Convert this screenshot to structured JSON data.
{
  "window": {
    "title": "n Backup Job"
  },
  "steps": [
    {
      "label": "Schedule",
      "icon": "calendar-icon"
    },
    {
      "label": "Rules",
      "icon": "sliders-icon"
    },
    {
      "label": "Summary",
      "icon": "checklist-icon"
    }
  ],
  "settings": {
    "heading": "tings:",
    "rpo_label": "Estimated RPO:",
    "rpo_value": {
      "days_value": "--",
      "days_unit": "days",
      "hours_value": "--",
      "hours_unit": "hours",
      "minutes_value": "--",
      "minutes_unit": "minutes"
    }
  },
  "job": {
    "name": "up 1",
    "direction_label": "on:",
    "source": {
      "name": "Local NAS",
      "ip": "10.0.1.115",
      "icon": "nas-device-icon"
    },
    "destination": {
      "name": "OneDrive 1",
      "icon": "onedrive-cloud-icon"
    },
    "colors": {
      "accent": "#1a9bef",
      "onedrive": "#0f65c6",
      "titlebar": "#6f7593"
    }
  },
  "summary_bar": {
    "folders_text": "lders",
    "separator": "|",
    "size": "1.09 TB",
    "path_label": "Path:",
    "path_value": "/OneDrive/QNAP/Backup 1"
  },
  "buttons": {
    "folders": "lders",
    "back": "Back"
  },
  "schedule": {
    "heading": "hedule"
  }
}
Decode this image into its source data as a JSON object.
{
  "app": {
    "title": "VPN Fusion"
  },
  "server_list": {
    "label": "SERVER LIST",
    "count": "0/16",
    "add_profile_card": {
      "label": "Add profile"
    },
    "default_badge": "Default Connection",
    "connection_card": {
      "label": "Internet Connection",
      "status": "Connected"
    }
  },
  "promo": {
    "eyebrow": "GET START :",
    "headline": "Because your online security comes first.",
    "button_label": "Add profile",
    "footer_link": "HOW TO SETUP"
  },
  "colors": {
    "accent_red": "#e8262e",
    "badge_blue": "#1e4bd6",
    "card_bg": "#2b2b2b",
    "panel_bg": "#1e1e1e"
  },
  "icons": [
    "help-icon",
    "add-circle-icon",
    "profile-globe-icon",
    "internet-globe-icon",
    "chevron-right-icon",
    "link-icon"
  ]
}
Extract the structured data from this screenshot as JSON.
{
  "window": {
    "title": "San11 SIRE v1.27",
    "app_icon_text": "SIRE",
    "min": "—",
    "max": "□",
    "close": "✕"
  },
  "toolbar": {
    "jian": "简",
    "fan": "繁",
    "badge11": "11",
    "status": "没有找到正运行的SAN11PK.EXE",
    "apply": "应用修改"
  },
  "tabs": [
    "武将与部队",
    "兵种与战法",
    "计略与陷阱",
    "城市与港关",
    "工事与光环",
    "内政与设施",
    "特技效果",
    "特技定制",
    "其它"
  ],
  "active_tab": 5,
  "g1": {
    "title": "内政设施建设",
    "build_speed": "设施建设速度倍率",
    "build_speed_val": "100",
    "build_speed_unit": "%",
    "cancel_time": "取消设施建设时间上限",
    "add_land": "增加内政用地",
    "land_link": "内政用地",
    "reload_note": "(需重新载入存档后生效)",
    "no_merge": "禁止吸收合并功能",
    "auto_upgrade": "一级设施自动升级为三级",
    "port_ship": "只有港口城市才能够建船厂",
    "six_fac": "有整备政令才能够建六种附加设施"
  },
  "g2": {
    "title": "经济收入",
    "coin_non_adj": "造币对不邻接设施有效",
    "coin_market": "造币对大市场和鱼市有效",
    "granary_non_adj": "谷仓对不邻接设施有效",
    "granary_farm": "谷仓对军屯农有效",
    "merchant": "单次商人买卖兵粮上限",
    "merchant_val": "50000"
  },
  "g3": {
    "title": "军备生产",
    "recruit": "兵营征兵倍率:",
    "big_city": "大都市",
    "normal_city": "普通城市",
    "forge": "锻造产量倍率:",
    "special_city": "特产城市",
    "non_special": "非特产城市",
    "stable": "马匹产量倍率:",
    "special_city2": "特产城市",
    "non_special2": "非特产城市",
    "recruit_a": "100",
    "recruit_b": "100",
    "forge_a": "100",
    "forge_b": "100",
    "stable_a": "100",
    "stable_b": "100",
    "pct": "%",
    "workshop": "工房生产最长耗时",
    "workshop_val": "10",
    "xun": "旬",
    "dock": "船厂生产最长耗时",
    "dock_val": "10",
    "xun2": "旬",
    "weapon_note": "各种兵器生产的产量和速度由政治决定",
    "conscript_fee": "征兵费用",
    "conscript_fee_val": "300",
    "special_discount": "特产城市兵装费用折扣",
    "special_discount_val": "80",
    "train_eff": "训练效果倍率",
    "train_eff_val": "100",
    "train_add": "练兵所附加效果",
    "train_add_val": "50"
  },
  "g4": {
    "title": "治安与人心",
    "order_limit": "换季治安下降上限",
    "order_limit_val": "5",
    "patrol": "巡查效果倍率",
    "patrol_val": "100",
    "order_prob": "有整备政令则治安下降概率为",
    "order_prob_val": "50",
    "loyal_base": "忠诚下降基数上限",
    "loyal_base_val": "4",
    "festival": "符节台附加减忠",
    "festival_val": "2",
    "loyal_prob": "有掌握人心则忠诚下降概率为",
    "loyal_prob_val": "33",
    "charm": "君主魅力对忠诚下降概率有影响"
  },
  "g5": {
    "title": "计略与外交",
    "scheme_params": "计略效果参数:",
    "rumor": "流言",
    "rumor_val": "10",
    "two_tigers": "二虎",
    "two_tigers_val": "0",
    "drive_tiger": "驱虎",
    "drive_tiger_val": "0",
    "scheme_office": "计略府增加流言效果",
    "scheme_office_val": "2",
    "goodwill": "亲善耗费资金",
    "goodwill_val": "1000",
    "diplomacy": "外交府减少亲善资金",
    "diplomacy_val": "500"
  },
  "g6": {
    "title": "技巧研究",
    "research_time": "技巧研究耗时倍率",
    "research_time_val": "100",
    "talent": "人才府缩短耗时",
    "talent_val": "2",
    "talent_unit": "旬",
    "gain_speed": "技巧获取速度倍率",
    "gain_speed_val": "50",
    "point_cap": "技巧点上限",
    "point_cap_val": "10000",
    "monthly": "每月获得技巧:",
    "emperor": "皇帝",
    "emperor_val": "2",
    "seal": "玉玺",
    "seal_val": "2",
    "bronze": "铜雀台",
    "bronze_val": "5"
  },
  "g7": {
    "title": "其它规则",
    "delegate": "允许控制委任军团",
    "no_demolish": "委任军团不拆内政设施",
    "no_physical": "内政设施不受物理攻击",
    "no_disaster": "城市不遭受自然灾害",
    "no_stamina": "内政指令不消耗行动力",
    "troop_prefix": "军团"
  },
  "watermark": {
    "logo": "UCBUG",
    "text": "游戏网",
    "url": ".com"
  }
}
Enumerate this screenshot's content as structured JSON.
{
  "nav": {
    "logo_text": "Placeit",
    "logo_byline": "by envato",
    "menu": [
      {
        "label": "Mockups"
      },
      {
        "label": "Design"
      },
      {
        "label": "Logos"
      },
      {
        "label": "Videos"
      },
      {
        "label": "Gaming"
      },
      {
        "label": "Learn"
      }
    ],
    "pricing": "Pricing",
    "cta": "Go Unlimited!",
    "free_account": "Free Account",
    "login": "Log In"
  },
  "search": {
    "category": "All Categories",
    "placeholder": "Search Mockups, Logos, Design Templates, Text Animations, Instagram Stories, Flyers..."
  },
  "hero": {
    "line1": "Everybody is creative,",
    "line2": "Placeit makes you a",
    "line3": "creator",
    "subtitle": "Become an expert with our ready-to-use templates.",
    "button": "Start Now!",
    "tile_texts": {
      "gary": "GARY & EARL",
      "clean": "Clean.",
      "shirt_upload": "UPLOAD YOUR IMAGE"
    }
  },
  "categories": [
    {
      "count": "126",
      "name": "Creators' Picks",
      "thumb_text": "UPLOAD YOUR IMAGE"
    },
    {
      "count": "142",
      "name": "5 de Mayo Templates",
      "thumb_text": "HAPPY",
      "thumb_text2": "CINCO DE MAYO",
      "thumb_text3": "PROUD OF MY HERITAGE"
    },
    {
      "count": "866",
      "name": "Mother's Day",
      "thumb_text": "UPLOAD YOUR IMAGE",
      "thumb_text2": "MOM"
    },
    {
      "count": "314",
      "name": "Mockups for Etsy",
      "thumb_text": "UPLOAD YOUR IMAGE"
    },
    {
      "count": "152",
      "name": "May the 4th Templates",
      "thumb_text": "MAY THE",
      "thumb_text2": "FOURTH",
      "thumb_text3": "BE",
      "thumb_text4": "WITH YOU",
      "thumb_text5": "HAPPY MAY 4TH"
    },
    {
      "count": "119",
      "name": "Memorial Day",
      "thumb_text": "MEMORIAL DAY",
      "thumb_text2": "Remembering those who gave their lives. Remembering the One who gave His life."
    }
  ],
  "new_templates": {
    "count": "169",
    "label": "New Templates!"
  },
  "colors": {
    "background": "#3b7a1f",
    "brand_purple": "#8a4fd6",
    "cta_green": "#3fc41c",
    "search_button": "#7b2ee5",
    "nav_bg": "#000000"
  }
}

*-*-*

Task: Of the lines in the entries above, how many include "JSON"? Only the number should be given.

Task output: 4